(Exercise description): Locate each line with the string "Villa" in the listing below and copy it.
*** Input rows ***
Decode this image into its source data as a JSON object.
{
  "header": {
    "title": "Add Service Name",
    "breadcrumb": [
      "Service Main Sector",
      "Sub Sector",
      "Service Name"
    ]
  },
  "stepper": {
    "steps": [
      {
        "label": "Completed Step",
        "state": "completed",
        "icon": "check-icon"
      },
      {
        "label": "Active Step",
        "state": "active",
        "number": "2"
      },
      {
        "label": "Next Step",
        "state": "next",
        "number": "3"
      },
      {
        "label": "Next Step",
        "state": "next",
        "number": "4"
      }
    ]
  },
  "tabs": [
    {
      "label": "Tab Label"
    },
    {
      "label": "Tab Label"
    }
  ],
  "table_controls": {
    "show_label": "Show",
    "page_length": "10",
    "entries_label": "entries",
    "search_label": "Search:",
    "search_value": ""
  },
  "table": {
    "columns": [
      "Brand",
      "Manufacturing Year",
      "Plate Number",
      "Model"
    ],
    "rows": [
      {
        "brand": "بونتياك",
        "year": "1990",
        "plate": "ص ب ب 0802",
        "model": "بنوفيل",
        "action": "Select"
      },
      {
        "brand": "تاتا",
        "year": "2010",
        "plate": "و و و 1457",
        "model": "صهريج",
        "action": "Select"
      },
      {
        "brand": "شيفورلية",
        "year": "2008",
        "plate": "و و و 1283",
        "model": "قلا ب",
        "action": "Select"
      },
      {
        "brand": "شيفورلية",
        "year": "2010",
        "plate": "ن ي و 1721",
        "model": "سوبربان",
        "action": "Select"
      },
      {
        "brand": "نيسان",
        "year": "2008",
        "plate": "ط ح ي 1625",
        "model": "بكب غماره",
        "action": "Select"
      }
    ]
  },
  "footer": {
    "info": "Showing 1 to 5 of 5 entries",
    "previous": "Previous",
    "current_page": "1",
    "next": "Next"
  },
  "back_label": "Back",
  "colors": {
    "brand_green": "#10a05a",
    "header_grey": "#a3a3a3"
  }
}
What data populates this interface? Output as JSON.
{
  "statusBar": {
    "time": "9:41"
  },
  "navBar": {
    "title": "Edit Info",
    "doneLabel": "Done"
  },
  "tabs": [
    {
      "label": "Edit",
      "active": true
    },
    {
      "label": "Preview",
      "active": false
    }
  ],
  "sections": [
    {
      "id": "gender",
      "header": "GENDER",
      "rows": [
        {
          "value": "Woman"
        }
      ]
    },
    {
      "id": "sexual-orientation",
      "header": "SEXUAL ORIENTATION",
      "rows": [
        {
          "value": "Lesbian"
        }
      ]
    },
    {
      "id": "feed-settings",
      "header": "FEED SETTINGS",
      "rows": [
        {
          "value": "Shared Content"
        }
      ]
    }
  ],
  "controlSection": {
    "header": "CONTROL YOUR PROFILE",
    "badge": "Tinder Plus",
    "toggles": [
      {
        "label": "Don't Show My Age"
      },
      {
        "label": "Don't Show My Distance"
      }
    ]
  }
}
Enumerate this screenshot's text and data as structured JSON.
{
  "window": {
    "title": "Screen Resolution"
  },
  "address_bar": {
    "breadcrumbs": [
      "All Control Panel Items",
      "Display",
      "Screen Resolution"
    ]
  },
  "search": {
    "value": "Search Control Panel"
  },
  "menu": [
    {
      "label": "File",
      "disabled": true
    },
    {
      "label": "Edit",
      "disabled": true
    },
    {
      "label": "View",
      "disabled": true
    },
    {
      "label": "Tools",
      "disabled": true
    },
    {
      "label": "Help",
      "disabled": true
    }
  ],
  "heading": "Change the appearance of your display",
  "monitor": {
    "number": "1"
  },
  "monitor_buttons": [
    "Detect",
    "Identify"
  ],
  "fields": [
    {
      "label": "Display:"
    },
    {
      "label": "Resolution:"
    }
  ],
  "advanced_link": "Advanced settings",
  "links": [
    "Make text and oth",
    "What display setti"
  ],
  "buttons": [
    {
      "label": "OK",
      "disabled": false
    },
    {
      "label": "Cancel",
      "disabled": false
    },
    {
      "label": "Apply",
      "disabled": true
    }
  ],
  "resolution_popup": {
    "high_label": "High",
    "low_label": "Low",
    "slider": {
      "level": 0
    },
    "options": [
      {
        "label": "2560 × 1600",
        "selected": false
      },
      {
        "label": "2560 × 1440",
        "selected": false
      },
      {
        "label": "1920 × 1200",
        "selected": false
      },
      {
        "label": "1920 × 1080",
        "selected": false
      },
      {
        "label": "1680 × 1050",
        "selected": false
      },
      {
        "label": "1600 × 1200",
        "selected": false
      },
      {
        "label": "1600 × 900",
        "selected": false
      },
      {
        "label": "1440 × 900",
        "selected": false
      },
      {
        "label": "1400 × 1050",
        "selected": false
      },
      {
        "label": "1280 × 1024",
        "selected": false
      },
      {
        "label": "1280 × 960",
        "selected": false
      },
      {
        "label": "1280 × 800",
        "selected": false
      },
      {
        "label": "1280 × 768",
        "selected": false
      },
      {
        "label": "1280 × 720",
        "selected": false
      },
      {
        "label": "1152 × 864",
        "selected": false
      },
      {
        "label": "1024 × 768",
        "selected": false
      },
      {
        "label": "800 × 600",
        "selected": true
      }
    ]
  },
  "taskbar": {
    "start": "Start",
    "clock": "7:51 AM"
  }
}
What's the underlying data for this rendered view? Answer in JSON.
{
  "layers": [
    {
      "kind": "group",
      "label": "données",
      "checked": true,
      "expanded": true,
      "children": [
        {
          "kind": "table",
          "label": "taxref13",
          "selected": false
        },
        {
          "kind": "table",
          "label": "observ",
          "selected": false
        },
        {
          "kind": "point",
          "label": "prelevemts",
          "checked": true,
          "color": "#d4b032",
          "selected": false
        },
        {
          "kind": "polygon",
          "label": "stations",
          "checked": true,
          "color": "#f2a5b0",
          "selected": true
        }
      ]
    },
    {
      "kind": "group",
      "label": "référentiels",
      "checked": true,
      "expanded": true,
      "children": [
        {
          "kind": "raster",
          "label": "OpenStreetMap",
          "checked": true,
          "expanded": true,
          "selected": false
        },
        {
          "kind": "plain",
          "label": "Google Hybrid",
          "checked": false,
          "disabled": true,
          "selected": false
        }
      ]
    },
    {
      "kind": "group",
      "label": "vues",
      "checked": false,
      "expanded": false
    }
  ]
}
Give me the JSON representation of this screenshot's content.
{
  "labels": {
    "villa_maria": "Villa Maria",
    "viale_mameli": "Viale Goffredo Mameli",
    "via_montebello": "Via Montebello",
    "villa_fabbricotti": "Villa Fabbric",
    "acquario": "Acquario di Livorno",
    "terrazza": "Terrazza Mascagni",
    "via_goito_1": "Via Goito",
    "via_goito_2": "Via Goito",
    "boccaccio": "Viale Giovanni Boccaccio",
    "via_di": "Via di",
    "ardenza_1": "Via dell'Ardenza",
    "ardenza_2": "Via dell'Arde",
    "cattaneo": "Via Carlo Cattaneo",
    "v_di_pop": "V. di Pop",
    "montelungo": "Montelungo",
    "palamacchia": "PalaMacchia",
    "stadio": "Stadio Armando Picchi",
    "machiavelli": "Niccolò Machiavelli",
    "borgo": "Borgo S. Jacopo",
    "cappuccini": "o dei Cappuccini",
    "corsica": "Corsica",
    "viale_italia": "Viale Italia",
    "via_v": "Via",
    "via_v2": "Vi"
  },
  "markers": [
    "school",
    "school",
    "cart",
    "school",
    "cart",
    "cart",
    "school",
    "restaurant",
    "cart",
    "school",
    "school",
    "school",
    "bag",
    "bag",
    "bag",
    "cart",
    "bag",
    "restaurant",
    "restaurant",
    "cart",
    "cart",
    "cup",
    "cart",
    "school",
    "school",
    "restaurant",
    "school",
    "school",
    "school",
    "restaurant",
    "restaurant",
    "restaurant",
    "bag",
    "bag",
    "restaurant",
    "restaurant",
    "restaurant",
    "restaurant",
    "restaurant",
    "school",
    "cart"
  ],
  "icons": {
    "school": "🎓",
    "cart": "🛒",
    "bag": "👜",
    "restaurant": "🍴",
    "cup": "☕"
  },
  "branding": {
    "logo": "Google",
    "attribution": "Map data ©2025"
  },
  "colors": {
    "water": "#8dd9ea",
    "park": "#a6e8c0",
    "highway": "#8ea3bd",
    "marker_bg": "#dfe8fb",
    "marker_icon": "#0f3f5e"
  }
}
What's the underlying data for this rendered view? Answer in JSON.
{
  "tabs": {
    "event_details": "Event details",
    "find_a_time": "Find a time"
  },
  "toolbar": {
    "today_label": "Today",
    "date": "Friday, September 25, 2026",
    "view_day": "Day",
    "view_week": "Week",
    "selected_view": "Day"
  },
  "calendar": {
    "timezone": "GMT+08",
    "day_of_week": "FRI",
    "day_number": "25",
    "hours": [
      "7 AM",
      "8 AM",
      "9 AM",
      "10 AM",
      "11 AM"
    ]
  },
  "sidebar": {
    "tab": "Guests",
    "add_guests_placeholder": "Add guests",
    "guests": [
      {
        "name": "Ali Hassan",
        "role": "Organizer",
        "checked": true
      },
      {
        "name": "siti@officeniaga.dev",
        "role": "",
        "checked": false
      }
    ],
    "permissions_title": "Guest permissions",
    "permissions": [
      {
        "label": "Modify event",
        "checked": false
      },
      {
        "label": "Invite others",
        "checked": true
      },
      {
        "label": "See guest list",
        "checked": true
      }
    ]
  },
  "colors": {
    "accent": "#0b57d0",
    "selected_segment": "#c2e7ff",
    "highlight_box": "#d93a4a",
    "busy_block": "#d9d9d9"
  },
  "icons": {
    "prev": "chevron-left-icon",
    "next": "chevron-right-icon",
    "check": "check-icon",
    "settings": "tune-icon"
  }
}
***
(Task response):
    "villa_maria": "Villa Maria",
    "villa_fabbricotti": "Villa Fabbric",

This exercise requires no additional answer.